*Task directions*:
Each line that follows should be printed again exactly as it stands.

==========

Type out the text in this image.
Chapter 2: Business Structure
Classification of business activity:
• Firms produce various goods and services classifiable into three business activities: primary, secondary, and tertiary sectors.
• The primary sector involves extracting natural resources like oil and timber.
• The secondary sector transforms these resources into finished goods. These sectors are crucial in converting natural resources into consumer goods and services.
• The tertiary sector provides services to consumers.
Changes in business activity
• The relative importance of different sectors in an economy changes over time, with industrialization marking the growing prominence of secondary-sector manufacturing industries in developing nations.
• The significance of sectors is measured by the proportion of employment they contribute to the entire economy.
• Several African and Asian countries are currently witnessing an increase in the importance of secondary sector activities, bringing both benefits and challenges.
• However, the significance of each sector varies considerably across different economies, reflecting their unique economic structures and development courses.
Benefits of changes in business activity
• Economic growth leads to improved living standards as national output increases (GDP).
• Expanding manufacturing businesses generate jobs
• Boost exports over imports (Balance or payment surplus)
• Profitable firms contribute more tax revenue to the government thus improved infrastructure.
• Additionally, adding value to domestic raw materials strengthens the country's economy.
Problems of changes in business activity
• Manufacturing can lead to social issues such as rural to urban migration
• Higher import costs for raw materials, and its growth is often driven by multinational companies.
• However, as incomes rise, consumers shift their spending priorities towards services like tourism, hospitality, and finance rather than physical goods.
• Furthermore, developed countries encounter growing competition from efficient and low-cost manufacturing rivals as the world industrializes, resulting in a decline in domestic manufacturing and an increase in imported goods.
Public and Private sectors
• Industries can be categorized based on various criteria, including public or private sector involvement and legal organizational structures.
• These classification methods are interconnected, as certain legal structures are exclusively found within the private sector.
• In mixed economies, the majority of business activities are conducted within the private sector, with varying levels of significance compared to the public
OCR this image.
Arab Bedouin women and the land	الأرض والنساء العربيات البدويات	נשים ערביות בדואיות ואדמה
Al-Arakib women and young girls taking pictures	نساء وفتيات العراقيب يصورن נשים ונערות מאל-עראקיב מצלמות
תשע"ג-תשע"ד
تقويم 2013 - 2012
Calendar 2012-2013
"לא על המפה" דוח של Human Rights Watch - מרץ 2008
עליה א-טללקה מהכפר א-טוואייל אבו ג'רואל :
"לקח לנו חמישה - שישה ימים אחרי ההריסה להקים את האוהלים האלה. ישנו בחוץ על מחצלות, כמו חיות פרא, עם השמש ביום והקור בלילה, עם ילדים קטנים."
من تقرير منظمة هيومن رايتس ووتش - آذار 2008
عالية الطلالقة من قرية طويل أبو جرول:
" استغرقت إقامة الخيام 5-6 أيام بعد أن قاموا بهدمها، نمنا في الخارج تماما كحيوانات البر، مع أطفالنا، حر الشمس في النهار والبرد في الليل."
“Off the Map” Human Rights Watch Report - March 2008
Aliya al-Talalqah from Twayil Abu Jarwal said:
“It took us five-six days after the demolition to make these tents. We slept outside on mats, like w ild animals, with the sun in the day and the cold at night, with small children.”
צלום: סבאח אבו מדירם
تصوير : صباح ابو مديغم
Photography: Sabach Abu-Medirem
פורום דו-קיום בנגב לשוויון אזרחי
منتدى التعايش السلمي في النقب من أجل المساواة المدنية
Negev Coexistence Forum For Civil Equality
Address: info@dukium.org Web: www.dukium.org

==========

*Solution to this task*:
Type out the text in this image.
Chapter 2: Business Structure
Classification of business activity:
• Firms produce various goods and services classifiable into three business activities: primary, secondary, and tertiary sectors.
• The primary sector involves extracting natural resources like oil and timber.
• The secondary sector transforms these resources into finished goods. These sectors are crucial in converting natural resources into consumer goods and services.
• The tertiary sector provides services to consumers.
Changes in business activity
• The relative importance of different sectors in an economy changes over time, with industrialization marking the growing prominence of secondary-sector manufacturing industries in developing nations.
• The significance of sectors is measured by the proportion of employment they contribute to the entire economy.
• Several African and Asian countries are currently witnessing an increase in the importance of secondary sector activities, bringing both benefits and challenges.
• However, the significance of each sector varies considerably across different economies, reflecting their unique economic structures and development courses.
Benefits of changes in business activity
• Economic growth leads to improved living standards as national output increases (GDP).
• Expanding manufacturing businesses generate jobs
• Boost exports over imports (Balance or payment surplus)
• Profitable firms contribute more tax revenue to the government thus improved infrastructure.
• Additionally, adding value to domestic raw materials strengthens the country's economy.
Problems of changes in business activity
• Manufacturing can lead to social issues such as rural to urban migration
• Higher import costs for raw materials, and its growth is often driven by multinational companies.
• However, as incomes rise, consumers shift their spending priorities towards services like tourism, hospitality, and finance rather than physical goods.
• Furthermore, developed countries encounter growing competition from efficient and low-cost manufacturing rivals as the world industrializes, resulting in a decline in domestic manufacturing and an increase in imported goods.
Public and Private sectors
• Industries can be categorized based on various criteria, including public or private sector involvement and legal organizational structures.
• These classification methods are interconnected, as certain legal structures are exclusively found within the private sector.
• In mixed economies, the majority of business activities are conducted within the private sector, with varying levels of significance compared to the public
OCR this image.
Arab Bedouin women and the land	الأرض والنساء العربيات البدويات	נשים ערביות בדואיות ואדמה
Al-Arakib women and young girls taking pictures	نساء وفتيات العراقيب يصورن נשים ונערות מאל-עראקיב מצלמות
תשע"ג-תשע"ד
تقويم 2013 - 2012
Calendar 2012-2013
"לא על המפה" דוח של Human Rights Watch - מרץ 2008
עליה א-טללקה מהכפר א-טוואייל אבו ג'רואל :
"לקח לנו חמישה - שישה ימים אחרי ההריסה להקים את האוהלים האלה. ישנו בחוץ על מחצלות, כמו חיות פרא, עם השמש ביום והקור בלילה, עם ילדים קטנים."
من تقرير منظمة هيومن رايتس ووتش - آذار 2008
عالية الطلالقة من قرية طويل أبو جرول:
" استغرقت إقامة الخيام 5-6 أيام بعد أن قاموا بهدمها، نمنا في الخارج تماما كحيوانات البر، مع أطفالنا، حر الشمس في النهار والبرد في الليل."
“Off the Map” Human Rights Watch Report - March 2008
Aliya al-Talalqah from Twayil Abu Jarwal said:
“It took us five-six days after the demolition to make these tents. We slept outside on mats, like w ild animals, with the sun in the day and the cold at night, with small children.”
צלום: סבאח אבו מדירם
تصوير : صباح ابو مديغم
Photography: Sabach Abu-Medirem
פורום דו-קיום בנגב לשוויון אזרחי
منتدى التعايش السلمي في النقب من أجل المساواة المدنية
Negev Coexistence Forum For Civil Equality
Address: info@dukium.org Web: www.dukium.org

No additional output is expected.